[Dataset entries]
--- Start ---

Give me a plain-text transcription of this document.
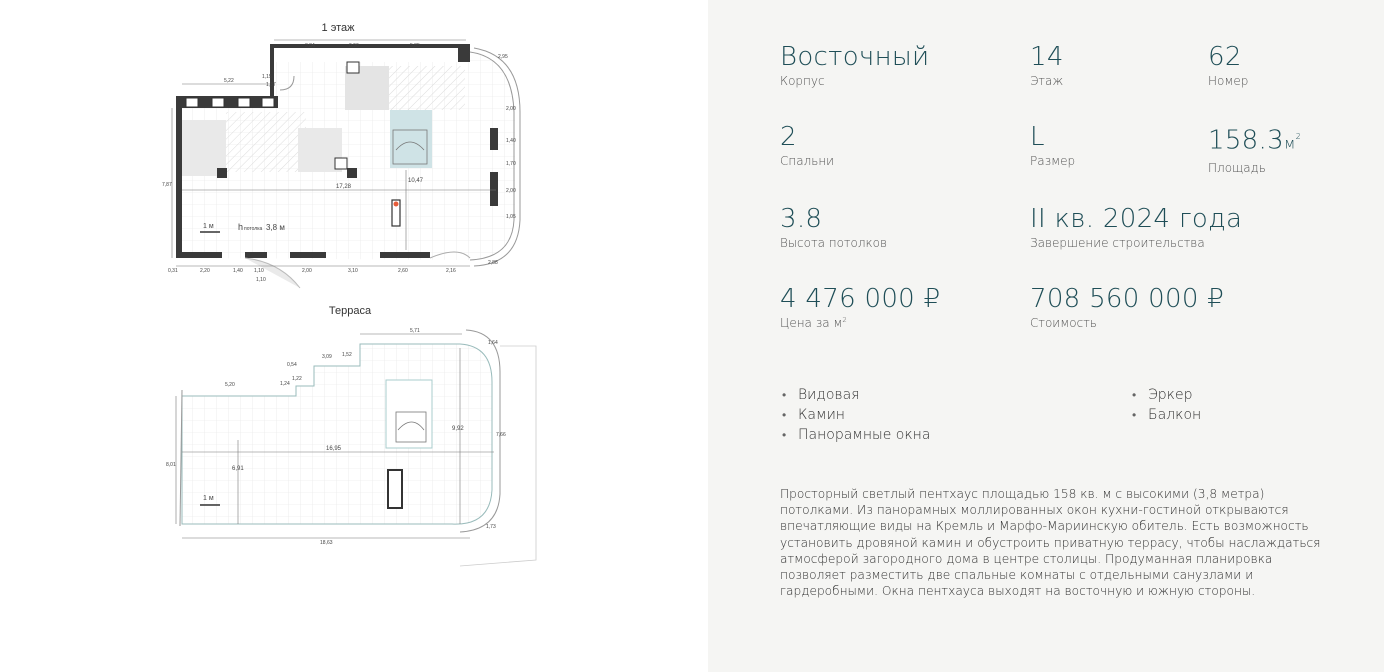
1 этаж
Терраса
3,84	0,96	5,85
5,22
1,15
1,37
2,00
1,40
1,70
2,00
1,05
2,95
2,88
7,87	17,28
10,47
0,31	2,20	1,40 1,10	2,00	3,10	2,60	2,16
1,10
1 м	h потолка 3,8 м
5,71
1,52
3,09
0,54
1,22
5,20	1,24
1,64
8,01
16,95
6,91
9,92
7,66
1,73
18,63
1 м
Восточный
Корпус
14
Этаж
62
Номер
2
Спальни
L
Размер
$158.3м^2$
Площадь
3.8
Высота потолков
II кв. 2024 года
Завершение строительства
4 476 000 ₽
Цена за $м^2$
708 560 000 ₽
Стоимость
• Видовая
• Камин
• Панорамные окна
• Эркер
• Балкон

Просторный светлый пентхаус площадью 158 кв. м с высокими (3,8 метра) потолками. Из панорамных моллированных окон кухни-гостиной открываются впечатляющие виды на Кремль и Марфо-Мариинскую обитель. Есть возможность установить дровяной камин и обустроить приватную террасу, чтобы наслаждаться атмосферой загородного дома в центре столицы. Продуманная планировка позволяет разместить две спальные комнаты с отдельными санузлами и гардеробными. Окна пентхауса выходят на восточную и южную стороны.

--- End ---
--- Start ---

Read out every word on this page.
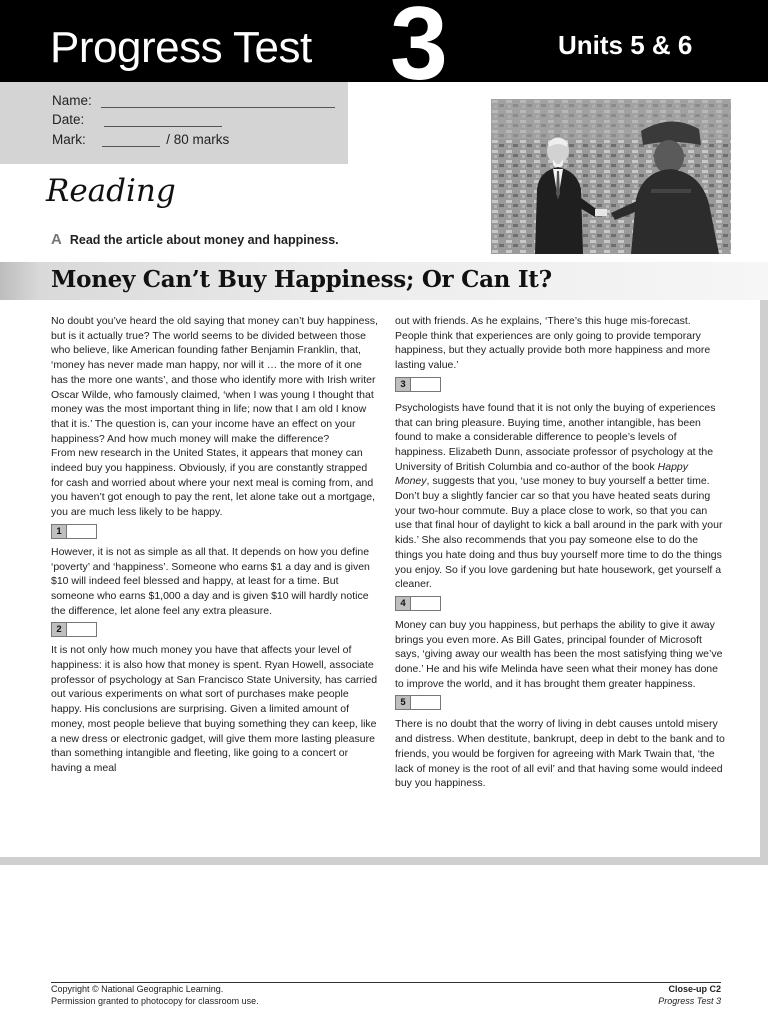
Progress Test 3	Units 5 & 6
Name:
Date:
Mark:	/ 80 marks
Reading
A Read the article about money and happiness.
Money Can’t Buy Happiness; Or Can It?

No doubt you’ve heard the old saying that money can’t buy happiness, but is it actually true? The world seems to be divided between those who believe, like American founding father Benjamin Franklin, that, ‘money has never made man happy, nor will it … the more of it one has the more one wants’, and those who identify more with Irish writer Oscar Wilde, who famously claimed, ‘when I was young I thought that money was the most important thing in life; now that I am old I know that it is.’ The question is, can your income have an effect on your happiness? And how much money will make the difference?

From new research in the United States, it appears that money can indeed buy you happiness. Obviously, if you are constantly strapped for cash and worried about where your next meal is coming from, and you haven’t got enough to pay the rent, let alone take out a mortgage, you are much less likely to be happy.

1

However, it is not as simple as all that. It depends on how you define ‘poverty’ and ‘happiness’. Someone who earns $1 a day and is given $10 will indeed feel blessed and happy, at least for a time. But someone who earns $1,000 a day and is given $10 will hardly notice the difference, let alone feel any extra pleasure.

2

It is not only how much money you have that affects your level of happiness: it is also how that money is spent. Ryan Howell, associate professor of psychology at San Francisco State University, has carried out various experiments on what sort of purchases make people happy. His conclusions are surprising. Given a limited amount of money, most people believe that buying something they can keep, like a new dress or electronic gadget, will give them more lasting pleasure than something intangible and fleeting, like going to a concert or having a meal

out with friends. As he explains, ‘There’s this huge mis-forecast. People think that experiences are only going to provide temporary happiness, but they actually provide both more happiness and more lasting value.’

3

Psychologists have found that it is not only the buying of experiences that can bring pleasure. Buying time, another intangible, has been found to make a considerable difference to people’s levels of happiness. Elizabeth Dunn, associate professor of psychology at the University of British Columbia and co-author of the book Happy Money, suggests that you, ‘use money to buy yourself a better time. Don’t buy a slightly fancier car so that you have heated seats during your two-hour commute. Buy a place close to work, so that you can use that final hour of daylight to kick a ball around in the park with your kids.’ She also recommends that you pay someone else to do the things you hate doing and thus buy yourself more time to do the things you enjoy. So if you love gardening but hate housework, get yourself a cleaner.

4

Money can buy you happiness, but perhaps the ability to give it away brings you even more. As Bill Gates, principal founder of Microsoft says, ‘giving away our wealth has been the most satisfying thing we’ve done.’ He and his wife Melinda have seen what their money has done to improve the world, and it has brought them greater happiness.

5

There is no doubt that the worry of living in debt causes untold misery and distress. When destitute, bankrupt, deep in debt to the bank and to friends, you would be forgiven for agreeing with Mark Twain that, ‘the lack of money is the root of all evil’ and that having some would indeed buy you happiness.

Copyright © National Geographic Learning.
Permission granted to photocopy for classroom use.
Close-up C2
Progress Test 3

--- End ---
--- Start ---

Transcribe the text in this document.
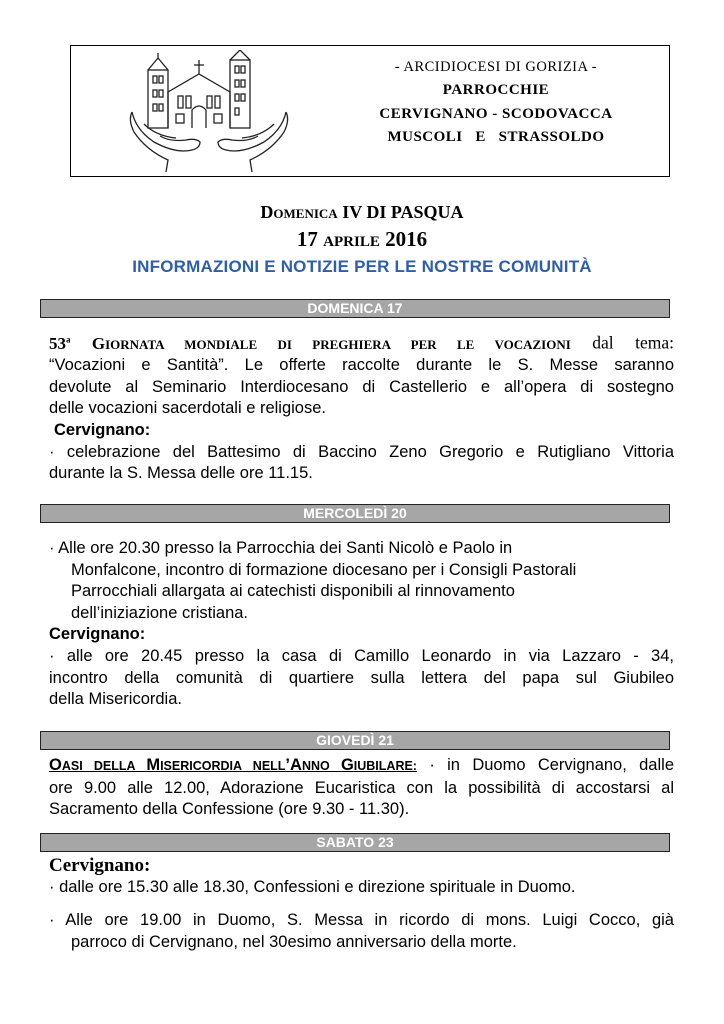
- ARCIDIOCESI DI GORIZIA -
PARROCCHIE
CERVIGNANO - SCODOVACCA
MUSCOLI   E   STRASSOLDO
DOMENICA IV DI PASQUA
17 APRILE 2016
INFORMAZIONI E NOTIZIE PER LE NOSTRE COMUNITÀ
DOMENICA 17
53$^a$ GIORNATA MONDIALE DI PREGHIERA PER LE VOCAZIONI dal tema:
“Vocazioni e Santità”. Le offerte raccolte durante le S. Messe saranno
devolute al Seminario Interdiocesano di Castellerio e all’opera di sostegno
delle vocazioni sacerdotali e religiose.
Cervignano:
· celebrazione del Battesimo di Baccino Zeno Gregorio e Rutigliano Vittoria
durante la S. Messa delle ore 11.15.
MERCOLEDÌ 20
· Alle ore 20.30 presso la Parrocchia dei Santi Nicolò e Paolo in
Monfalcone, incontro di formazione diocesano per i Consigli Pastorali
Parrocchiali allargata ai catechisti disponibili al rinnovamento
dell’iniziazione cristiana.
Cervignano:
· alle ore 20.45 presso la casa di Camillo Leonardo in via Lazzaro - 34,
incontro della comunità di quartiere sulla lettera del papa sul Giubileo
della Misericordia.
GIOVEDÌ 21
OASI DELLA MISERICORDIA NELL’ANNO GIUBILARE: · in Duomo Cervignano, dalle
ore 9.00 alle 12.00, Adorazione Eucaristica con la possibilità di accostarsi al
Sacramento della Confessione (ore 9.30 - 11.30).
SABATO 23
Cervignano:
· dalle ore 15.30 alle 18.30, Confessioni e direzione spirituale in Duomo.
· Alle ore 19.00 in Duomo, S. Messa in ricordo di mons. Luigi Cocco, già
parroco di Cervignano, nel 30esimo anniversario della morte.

--- End ---

Show every line that contains the word "Mark".

Mark:	/ 80 marks
There is no doubt that the worry of living in debt causes untold misery and distress. When destitute, bankrupt, deep in debt to the bank and to friends, you would be forgiven for agreeing with Mark Twain that, ‘the lack of money is the root of all evil’ and that having some would indeed buy you happiness.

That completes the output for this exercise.